WORK TO DO: Send each entry back exactly as given, pictures excluded.

★ ★ ★ ★

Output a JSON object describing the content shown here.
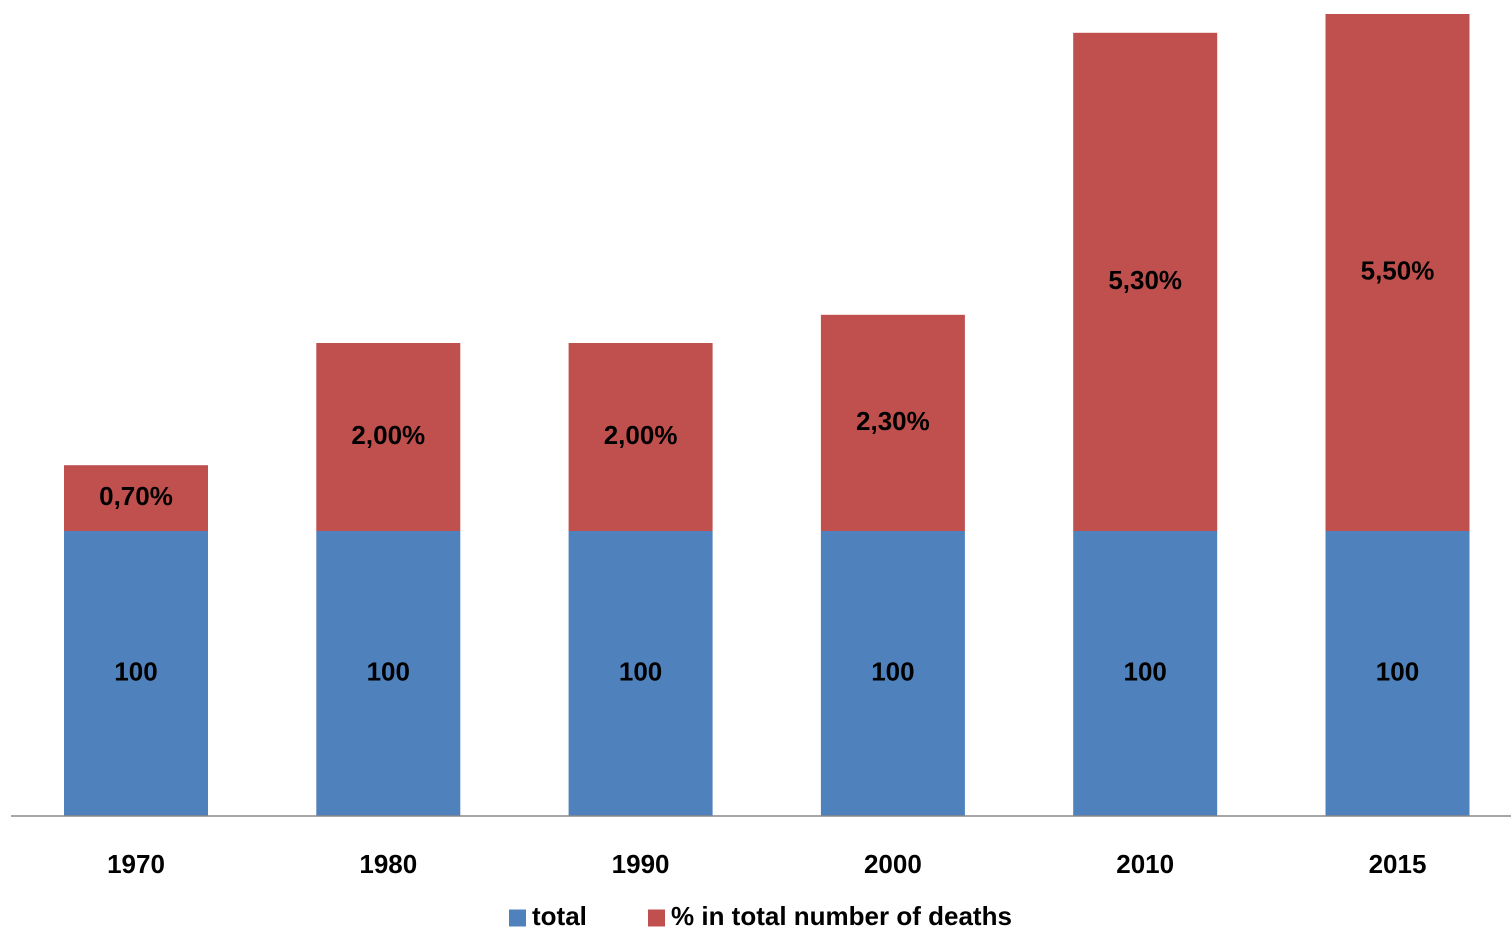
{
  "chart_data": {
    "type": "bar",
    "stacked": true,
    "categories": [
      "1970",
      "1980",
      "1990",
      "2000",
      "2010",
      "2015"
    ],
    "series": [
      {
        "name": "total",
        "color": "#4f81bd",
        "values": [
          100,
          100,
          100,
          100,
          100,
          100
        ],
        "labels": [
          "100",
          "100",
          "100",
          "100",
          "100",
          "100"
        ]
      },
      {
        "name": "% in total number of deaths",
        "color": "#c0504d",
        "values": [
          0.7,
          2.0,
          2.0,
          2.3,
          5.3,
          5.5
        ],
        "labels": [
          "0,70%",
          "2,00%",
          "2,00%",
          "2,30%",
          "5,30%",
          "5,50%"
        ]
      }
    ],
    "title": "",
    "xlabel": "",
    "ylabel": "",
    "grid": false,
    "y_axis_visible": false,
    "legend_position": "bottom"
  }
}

★ ★ ★ ★

RESULT BELOW:
Output a JSON object describing the content shown here.
{
  "chart_data": {
    "type": "bar",
    "stacked": true,
    "categories": [
      "1970",
      "1980",
      "1990",
      "2000",
      "2010",
      "2015"
    ],
    "series": [
      {
        "name": "total",
        "color": "#4f81bd",
        "values": [
          100,
          100,
          100,
          100,
          100,
          100
        ],
        "labels": [
          "100",
          "100",
          "100",
          "100",
          "100",
          "100"
        ]
      },
      {
        "name": "% in total number of deaths",
        "color": "#c0504d",
        "values": [
          0.7,
          2.0,
          2.0,
          2.3,
          5.3,
          5.5
        ],
        "labels": [
          "0,70%",
          "2,00%",
          "2,00%",
          "2,30%",
          "5,30%",
          "5,50%"
        ]
      }
    ],
    "title": "",
    "xlabel": "",
    "ylabel": "",
    "grid": false,
    "y_axis_visible": false,
    "legend_position": "bottom"
  }
}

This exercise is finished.